Copy every line that holds "color".

(Dataset rows about figures)
───

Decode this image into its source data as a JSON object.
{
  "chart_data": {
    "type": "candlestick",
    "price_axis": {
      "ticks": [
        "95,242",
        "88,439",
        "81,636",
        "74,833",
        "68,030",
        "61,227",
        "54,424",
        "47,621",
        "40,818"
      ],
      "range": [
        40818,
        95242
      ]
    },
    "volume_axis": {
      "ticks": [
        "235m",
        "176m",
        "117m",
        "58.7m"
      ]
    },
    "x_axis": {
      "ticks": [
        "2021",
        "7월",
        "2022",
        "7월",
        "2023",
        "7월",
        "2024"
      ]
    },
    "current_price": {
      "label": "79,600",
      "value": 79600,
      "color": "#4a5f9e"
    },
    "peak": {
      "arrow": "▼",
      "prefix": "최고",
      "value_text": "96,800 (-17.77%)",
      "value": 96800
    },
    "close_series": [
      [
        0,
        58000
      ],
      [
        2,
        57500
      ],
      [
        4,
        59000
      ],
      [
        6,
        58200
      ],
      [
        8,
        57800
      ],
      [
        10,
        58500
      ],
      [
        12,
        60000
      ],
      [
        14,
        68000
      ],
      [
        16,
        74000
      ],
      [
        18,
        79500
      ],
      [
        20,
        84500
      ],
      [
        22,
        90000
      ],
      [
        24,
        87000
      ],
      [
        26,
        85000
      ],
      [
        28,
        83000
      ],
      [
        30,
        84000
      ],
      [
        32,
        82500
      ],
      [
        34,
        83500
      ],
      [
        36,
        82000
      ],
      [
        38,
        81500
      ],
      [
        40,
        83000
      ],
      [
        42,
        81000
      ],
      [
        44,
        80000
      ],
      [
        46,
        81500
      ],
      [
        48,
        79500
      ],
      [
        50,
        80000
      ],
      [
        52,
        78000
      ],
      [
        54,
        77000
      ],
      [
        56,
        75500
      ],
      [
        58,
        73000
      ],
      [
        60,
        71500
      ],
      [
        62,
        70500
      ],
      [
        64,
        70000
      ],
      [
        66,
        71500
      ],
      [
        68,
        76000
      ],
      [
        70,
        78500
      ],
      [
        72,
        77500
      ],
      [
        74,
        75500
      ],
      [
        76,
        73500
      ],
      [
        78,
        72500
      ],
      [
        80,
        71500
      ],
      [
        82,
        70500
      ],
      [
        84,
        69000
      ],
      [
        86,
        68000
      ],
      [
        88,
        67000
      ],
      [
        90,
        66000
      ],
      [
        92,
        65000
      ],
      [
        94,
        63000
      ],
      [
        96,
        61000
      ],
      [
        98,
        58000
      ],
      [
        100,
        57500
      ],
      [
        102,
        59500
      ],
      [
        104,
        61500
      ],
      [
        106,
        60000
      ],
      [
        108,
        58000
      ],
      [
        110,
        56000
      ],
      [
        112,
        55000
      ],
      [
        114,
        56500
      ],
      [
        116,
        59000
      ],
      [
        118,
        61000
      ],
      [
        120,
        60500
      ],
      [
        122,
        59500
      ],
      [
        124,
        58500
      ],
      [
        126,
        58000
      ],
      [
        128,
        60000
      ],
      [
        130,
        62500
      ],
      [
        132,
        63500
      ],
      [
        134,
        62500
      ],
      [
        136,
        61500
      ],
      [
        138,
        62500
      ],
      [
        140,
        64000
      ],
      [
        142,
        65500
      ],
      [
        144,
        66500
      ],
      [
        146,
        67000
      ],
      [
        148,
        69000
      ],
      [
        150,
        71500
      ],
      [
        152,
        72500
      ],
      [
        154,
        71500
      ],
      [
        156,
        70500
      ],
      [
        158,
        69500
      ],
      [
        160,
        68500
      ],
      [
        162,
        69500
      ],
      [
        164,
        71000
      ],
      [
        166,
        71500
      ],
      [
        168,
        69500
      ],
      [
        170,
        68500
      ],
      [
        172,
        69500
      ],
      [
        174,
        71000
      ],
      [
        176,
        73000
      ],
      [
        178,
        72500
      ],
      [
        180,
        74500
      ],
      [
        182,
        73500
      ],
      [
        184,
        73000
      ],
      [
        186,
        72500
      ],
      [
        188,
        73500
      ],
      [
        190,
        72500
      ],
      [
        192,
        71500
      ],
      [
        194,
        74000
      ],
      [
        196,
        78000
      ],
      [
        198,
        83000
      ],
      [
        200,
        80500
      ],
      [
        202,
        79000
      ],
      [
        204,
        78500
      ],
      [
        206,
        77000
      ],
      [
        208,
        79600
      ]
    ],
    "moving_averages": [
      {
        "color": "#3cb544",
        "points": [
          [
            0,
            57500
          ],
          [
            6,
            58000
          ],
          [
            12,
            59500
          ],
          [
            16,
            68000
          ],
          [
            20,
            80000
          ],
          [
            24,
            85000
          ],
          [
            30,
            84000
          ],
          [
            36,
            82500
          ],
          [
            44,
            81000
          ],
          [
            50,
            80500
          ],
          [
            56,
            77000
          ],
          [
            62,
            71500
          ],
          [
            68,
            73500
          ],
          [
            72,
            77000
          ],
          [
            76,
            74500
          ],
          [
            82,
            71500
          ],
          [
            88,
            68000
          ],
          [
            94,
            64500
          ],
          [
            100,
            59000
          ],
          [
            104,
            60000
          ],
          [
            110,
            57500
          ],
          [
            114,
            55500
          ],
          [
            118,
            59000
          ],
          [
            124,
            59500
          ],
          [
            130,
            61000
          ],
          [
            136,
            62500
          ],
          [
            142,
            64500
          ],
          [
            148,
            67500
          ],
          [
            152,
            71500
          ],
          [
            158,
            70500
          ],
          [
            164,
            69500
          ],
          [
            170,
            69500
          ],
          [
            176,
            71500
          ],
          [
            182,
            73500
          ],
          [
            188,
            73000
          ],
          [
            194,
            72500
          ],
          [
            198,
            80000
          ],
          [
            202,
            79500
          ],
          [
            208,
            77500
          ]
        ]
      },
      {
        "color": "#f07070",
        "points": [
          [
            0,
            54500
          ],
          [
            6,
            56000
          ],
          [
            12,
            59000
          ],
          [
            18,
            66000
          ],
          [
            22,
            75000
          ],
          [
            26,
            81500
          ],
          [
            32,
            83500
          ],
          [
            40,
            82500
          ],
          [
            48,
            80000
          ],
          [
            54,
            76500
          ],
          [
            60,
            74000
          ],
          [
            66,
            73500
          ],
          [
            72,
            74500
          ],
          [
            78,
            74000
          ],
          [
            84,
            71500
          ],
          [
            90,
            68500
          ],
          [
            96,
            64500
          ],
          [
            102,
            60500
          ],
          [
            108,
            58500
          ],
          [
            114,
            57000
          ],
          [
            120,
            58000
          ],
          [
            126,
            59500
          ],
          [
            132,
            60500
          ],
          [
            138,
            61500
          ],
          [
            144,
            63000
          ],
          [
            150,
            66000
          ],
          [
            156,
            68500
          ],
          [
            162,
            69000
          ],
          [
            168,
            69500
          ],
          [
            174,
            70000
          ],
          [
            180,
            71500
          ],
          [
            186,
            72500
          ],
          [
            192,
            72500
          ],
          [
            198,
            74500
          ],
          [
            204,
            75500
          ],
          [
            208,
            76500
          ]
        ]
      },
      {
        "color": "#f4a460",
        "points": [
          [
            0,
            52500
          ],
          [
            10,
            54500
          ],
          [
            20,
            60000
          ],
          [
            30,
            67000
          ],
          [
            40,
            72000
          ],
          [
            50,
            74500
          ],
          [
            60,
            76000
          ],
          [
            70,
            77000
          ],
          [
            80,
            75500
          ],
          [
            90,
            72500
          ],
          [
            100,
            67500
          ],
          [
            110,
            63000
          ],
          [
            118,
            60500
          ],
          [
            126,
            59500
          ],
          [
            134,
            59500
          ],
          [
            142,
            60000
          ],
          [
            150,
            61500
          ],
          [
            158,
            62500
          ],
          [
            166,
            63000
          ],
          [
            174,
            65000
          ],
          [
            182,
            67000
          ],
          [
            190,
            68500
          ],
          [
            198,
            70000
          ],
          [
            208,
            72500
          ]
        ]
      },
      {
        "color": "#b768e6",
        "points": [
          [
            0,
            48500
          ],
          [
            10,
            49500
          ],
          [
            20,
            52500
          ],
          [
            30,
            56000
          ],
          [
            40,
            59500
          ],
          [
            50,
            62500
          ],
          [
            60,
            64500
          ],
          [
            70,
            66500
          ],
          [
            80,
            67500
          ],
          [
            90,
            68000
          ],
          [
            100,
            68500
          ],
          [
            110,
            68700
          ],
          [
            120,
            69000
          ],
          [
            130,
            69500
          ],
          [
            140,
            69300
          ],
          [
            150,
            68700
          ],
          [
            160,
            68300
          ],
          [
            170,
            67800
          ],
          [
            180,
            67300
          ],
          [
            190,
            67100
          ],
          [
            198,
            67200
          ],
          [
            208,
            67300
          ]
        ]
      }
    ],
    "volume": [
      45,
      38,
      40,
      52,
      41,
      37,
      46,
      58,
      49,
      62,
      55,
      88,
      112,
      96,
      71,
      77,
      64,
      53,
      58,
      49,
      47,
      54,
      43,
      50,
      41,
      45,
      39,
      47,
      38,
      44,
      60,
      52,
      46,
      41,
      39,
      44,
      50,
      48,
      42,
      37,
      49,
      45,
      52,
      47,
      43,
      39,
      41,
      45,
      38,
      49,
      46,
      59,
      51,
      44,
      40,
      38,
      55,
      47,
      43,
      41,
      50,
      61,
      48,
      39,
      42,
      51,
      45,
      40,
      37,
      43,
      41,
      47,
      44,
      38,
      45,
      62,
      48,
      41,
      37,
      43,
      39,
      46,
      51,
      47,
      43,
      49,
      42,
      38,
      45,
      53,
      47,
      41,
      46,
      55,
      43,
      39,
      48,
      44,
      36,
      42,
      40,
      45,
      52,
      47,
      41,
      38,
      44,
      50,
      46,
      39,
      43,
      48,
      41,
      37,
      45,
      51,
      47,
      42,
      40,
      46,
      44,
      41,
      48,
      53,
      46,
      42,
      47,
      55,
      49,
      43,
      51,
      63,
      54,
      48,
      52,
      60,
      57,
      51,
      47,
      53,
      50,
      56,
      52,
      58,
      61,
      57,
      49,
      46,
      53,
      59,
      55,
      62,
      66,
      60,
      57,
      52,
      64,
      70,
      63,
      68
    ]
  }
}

───

■ Solution ■
      "color": "#4a5f9e"
        "color": "#3cb544",
        "color": "#f07070",
        "color": "#f4a460",
        "color": "#b768e6",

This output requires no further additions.